**Work to complete:** Below is a block of data; give all of it again word for word.

**Exercise input:**
+--

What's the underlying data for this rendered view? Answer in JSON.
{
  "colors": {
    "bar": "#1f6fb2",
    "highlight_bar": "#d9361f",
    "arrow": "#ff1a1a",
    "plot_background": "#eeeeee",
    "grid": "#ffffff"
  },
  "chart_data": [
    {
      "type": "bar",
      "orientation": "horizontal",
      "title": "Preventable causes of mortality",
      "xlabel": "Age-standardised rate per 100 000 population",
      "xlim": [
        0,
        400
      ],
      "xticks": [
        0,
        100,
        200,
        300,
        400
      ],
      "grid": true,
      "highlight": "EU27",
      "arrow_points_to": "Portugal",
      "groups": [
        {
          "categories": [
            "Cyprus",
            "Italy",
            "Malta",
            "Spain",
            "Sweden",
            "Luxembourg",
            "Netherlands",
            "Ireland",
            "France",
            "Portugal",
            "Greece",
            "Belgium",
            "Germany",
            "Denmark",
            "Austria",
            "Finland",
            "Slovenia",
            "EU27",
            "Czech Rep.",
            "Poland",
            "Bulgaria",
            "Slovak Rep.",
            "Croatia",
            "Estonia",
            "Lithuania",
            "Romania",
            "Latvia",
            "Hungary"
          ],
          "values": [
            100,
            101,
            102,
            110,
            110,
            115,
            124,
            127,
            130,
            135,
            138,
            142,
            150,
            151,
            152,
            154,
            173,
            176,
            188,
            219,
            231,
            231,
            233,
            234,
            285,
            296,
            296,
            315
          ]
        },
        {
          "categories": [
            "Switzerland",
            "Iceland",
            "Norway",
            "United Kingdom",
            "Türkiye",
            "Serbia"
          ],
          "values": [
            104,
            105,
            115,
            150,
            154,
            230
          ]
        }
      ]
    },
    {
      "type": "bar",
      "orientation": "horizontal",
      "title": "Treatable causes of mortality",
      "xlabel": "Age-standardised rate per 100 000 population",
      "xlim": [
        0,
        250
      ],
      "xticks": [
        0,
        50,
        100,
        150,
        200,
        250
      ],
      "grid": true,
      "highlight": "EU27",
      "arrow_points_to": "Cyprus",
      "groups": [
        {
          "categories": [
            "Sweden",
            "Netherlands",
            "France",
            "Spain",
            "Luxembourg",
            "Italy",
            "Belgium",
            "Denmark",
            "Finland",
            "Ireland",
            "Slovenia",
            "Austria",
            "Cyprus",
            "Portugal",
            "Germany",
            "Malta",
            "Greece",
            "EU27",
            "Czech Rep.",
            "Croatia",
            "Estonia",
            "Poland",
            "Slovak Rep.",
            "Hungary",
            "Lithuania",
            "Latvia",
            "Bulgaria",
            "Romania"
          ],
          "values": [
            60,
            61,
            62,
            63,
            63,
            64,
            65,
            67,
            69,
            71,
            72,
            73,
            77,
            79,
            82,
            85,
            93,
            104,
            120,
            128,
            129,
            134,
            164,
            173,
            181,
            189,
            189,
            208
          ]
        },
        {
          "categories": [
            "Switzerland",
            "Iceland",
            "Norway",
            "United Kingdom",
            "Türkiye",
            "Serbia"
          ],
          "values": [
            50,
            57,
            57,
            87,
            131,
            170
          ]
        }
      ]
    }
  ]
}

+--

**Solution to this task:**
What's the underlying data for this rendered view? Answer in JSON.
{
  "colors": {
    "bar": "#1f6fb2",
    "highlight_bar": "#d9361f",
    "arrow": "#ff1a1a",
    "plot_background": "#eeeeee",
    "grid": "#ffffff"
  },
  "chart_data": [
    {
      "type": "bar",
      "orientation": "horizontal",
      "title": "Preventable causes of mortality",
      "xlabel": "Age-standardised rate per 100 000 population",
      "xlim": [
        0,
        400
      ],
      "xticks": [
        0,
        100,
        200,
        300,
        400
      ],
      "grid": true,
      "highlight": "EU27",
      "arrow_points_to": "Portugal",
      "groups": [
        {
          "categories": [
            "Cyprus",
            "Italy",
            "Malta",
            "Spain",
            "Sweden",
            "Luxembourg",
            "Netherlands",
            "Ireland",
            "France",
            "Portugal",
            "Greece",
            "Belgium",
            "Germany",
            "Denmark",
            "Austria",
            "Finland",
            "Slovenia",
            "EU27",
            "Czech Rep.",
            "Poland",
            "Bulgaria",
            "Slovak Rep.",
            "Croatia",
            "Estonia",
            "Lithuania",
            "Romania",
            "Latvia",
            "Hungary"
          ],
          "values": [
            100,
            101,
            102,
            110,
            110,
            115,
            124,
            127,
            130,
            135,
            138,
            142,
            150,
            151,
            152,
            154,
            173,
            176,
            188,
            219,
            231,
            231,
            233,
            234,
            285,
            296,
            296,
            315
          ]
        },
        {
          "categories": [
            "Switzerland",
            "Iceland",
            "Norway",
            "United Kingdom",
            "Türkiye",
            "Serbia"
          ],
          "values": [
            104,
            105,
            115,
            150,
            154,
            230
          ]
        }
      ]
    },
    {
      "type": "bar",
      "orientation": "horizontal",
      "title": "Treatable causes of mortality",
      "xlabel": "Age-standardised rate per 100 000 population",
      "xlim": [
        0,
        250
      ],
      "xticks": [
        0,
        50,
        100,
        150,
        200,
        250
      ],
      "grid": true,
      "highlight": "EU27",
      "arrow_points_to": "Cyprus",
      "groups": [
        {
          "categories": [
            "Sweden",
            "Netherlands",
            "France",
            "Spain",
            "Luxembourg",
            "Italy",
            "Belgium",
            "Denmark",
            "Finland",
            "Ireland",
            "Slovenia",
            "Austria",
            "Cyprus",
            "Portugal",
            "Germany",
            "Malta",
            "Greece",
            "EU27",
            "Czech Rep.",
            "Croatia",
            "Estonia",
            "Poland",
            "Slovak Rep.",
            "Hungary",
            "Lithuania",
            "Latvia",
            "Bulgaria",
            "Romania"
          ],
          "values": [
            60,
            61,
            62,
            63,
            63,
            64,
            65,
            67,
            69,
            71,
            72,
            73,
            77,
            79,
            82,
            85,
            93,
            104,
            120,
            128,
            129,
            134,
            164,
            173,
            181,
            189,
            189,
            208
          ]
        },
        {
          "categories": [
            "Switzerland",
            "Iceland",
            "Norway",
            "United Kingdom",
            "Türkiye",
            "Serbia"
          ],
          "values": [
            50,
            57,
            57,
            87,
            131,
            170
          ]
        }
      ]
    }
  ]
}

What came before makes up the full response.